*SHORT TASK*. Quote every line of the material beneath this one.

======== INPUT FOR THIS TASK ========

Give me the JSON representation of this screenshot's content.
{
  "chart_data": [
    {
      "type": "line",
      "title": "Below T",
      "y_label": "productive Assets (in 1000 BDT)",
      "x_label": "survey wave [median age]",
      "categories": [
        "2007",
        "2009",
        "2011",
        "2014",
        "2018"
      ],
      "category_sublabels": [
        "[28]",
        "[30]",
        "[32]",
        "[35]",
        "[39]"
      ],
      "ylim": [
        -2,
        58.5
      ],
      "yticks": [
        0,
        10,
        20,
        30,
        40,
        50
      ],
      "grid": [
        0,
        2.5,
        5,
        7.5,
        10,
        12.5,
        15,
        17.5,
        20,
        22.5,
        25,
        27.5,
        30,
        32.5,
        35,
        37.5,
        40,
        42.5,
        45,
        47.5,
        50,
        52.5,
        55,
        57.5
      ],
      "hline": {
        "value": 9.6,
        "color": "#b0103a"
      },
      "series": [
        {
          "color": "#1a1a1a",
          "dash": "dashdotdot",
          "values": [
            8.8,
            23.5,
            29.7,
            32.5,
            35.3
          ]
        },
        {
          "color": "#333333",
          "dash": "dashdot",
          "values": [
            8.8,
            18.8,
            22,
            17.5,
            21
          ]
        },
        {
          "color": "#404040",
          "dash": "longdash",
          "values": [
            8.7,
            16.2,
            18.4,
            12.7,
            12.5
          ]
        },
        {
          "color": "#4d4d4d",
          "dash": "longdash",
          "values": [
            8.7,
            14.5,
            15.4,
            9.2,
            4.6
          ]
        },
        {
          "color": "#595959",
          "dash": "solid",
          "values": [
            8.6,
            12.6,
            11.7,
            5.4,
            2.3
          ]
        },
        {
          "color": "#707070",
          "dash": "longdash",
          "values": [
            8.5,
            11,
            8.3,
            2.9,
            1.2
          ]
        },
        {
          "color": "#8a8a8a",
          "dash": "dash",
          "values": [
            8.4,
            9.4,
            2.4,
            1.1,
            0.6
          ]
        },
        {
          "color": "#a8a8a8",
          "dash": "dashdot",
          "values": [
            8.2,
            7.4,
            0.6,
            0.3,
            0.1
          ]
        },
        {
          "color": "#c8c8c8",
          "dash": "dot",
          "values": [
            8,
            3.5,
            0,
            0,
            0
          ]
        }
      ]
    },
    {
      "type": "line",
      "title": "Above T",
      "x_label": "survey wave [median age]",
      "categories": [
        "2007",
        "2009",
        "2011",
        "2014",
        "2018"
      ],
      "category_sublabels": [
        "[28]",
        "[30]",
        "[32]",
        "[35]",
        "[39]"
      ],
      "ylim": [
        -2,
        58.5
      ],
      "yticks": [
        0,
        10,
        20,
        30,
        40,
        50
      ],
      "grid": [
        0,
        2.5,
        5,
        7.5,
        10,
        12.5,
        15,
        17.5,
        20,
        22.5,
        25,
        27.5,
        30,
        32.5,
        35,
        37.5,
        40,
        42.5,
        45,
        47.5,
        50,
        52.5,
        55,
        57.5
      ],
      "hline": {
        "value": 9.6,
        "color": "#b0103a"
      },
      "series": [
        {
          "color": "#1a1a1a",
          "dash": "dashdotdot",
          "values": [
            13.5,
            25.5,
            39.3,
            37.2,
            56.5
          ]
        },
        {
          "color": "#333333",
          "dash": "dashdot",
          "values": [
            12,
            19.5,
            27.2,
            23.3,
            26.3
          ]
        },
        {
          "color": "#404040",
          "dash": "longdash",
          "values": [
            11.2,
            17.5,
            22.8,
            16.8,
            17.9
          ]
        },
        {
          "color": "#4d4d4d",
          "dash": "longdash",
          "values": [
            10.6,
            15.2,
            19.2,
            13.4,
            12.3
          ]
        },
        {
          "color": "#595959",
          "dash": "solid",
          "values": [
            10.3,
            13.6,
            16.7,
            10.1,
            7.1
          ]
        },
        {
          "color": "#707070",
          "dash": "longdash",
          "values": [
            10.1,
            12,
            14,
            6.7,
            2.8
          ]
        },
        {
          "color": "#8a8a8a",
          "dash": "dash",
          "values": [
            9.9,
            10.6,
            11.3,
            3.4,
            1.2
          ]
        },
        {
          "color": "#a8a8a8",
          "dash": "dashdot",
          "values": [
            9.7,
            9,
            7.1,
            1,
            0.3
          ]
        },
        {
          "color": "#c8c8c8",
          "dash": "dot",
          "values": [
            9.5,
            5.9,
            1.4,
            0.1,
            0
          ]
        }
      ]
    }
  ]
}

========

*EXPECTED ANSWER*.
Give me the JSON representation of this screenshot's content.
{
  "chart_data": [
    {
      "type": "line",
      "title": "Below T",
      "y_label": "productive Assets (in 1000 BDT)",
      "x_label": "survey wave [median age]",
      "categories": [
        "2007",
        "2009",
        "2011",
        "2014",
        "2018"
      ],
      "category_sublabels": [
        "[28]",
        "[30]",
        "[32]",
        "[35]",
        "[39]"
      ],
      "ylim": [
        -2,
        58.5
      ],
      "yticks": [
        0,
        10,
        20,
        30,
        40,
        50
      ],
      "grid": [
        0,
        2.5,
        5,
        7.5,
        10,
        12.5,
        15,
        17.5,
        20,
        22.5,
        25,
        27.5,
        30,
        32.5,
        35,
        37.5,
        40,
        42.5,
        45,
        47.5,
        50,
        52.5,
        55,
        57.5
      ],
      "hline": {
        "value": 9.6,
        "color": "#b0103a"
      },
      "series": [
        {
          "color": "#1a1a1a",
          "dash": "dashdotdot",
          "values": [
            8.8,
            23.5,
            29.7,
            32.5,
            35.3
          ]
        },
        {
          "color": "#333333",
          "dash": "dashdot",
          "values": [
            8.8,
            18.8,
            22,
            17.5,
            21
          ]
        },
        {
          "color": "#404040",
          "dash": "longdash",
          "values": [
            8.7,
            16.2,
            18.4,
            12.7,
            12.5
          ]
        },
        {
          "color": "#4d4d4d",
          "dash": "longdash",
          "values": [
            8.7,
            14.5,
            15.4,
            9.2,
            4.6
          ]
        },
        {
          "color": "#595959",
          "dash": "solid",
          "values": [
            8.6,
            12.6,
            11.7,
            5.4,
            2.3
          ]
        },
        {
          "color": "#707070",
          "dash": "longdash",
          "values": [
            8.5,
            11,
            8.3,
            2.9,
            1.2
          ]
        },
        {
          "color": "#8a8a8a",
          "dash": "dash",
          "values": [
            8.4,
            9.4,
            2.4,
            1.1,
            0.6
          ]
        },
        {
          "color": "#a8a8a8",
          "dash": "dashdot",
          "values": [
            8.2,
            7.4,
            0.6,
            0.3,
            0.1
          ]
        },
        {
          "color": "#c8c8c8",
          "dash": "dot",
          "values": [
            8,
            3.5,
            0,
            0,
            0
          ]
        }
      ]
    },
    {
      "type": "line",
      "title": "Above T",
      "x_label": "survey wave [median age]",
      "categories": [
        "2007",
        "2009",
        "2011",
        "2014",
        "2018"
      ],
      "category_sublabels": [
        "[28]",
        "[30]",
        "[32]",
        "[35]",
        "[39]"
      ],
      "ylim": [
        -2,
        58.5
      ],
      "yticks": [
        0,
        10,
        20,
        30,
        40,
        50
      ],
      "grid": [
        0,
        2.5,
        5,
        7.5,
        10,
        12.5,
        15,
        17.5,
        20,
        22.5,
        25,
        27.5,
        30,
        32.5,
        35,
        37.5,
        40,
        42.5,
        45,
        47.5,
        50,
        52.5,
        55,
        57.5
      ],
      "hline": {
        "value": 9.6,
        "color": "#b0103a"
      },
      "series": [
        {
          "color": "#1a1a1a",
          "dash": "dashdotdot",
          "values": [
            13.5,
            25.5,
            39.3,
            37.2,
            56.5
          ]
        },
        {
          "color": "#333333",
          "dash": "dashdot",
          "values": [
            12,
            19.5,
            27.2,
            23.3,
            26.3
          ]
        },
        {
          "color": "#404040",
          "dash": "longdash",
          "values": [
            11.2,
            17.5,
            22.8,
            16.8,
            17.9
          ]
        },
        {
          "color": "#4d4d4d",
          "dash": "longdash",
          "values": [
            10.6,
            15.2,
            19.2,
            13.4,
            12.3
          ]
        },
        {
          "color": "#595959",
          "dash": "solid",
          "values": [
            10.3,
            13.6,
            16.7,
            10.1,
            7.1
          ]
        },
        {
          "color": "#707070",
          "dash": "longdash",
          "values": [
            10.1,
            12,
            14,
            6.7,
            2.8
          ]
        },
        {
          "color": "#8a8a8a",
          "dash": "dash",
          "values": [
            9.9,
            10.6,
            11.3,
            3.4,
            1.2
          ]
        },
        {
          "color": "#a8a8a8",
          "dash": "dashdot",
          "values": [
            9.7,
            9,
            7.1,
            1,
            0.3
          ]
        },
        {
          "color": "#c8c8c8",
          "dash": "dot",
          "values": [
            9.5,
            5.9,
            1.4,
            0.1,
            0
          ]
        }
      ]
    }
  ]
}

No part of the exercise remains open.